───── ITEMS

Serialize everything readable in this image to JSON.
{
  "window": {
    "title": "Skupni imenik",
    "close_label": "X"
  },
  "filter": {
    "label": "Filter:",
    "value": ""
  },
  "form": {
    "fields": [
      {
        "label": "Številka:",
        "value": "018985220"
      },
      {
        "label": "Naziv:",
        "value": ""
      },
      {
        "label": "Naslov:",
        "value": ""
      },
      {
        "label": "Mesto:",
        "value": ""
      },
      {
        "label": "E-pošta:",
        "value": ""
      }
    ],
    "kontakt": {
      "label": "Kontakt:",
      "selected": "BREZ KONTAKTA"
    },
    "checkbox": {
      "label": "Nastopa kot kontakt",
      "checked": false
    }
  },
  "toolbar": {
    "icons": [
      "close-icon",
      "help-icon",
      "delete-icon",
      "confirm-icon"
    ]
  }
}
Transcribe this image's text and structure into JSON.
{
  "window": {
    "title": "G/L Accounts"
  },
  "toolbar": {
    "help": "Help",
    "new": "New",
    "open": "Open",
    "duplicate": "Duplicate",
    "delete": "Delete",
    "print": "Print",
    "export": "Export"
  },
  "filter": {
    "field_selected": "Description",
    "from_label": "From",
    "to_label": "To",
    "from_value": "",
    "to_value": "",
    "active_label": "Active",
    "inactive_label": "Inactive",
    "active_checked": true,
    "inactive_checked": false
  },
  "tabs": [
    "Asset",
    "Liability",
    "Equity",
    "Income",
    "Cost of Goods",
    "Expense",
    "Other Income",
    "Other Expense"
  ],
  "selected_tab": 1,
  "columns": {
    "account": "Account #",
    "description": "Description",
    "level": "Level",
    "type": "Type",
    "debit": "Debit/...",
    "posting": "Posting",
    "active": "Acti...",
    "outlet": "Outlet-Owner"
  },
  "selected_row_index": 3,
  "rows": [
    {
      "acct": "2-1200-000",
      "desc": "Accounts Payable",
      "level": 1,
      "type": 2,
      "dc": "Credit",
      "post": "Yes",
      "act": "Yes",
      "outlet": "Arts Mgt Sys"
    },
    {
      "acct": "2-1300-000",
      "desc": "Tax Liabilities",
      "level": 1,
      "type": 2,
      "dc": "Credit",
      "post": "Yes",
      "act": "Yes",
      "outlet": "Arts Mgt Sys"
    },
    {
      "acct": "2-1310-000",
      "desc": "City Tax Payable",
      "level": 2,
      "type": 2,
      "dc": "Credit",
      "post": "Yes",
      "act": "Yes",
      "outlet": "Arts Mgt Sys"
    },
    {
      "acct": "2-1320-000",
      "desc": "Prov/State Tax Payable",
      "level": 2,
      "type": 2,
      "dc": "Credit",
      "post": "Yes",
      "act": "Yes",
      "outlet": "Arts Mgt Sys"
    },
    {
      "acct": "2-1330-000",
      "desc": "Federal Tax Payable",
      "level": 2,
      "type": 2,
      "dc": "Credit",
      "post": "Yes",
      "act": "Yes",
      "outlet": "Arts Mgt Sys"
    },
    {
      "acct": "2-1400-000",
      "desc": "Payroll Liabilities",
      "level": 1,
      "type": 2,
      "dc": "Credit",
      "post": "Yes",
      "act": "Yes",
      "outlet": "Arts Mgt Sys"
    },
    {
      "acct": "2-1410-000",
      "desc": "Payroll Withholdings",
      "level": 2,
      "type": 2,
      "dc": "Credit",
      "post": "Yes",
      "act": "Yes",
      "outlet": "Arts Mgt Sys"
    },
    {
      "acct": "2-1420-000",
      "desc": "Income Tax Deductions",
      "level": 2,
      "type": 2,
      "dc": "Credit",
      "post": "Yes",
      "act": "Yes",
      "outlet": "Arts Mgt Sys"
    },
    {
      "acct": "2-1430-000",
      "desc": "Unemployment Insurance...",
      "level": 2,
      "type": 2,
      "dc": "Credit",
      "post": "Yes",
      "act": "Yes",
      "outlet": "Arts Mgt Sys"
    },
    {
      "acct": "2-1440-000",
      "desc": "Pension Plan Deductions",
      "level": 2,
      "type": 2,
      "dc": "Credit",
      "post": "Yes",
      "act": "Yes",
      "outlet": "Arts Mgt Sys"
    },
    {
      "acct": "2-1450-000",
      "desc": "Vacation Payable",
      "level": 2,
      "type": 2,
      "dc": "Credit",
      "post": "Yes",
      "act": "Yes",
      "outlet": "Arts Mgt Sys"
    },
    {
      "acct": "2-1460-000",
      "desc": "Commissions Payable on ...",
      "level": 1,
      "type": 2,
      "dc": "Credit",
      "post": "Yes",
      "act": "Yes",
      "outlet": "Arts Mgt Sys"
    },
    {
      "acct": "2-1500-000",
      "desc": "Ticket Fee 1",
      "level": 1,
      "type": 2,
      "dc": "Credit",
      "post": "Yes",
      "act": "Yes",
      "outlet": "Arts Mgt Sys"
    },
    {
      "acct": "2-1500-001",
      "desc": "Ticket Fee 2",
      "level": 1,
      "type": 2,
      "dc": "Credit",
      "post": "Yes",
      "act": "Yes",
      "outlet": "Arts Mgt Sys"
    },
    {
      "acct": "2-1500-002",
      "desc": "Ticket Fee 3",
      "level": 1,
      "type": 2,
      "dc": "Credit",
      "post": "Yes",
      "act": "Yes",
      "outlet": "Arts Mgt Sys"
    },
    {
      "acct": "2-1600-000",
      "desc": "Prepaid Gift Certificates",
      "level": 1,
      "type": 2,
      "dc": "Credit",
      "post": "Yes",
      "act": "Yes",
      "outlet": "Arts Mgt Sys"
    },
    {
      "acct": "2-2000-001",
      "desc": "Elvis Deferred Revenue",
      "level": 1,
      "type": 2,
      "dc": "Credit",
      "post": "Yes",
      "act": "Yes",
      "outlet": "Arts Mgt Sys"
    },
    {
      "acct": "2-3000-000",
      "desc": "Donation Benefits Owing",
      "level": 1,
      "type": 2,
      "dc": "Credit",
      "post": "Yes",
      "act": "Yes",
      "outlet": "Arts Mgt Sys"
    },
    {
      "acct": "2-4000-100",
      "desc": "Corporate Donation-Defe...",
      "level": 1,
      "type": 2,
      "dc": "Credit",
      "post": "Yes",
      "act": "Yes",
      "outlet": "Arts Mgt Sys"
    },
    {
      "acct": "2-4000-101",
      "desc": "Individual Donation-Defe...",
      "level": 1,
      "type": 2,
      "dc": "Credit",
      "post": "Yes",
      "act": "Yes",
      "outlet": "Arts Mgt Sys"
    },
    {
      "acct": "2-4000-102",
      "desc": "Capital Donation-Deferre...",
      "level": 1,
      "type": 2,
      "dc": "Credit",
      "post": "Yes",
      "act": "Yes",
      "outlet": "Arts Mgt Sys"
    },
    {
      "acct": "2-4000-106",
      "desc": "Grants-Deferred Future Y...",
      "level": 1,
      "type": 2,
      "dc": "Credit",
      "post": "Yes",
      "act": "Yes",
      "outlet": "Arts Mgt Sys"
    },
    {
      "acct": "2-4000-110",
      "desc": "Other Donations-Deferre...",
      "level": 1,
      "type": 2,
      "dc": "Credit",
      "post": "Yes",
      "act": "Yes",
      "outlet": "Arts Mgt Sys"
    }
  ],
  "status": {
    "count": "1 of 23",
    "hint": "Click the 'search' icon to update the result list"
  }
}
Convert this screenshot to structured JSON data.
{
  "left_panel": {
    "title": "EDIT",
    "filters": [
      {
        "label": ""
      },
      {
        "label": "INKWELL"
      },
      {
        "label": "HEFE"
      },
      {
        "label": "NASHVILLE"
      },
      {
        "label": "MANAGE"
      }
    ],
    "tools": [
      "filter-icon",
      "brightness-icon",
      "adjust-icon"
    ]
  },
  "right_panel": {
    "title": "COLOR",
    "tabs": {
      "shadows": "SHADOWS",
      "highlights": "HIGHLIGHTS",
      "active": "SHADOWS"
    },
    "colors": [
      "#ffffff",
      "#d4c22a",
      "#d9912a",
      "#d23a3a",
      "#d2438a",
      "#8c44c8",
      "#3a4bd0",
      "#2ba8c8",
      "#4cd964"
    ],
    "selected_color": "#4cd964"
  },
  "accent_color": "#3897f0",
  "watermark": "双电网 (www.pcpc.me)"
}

──────────

### BRIEF
Scan the lines for the string "Accounts". Copy out each line that matches.

### THE REPLY
    "title": "G/L Accounts"
      "desc": "Accounts Payable",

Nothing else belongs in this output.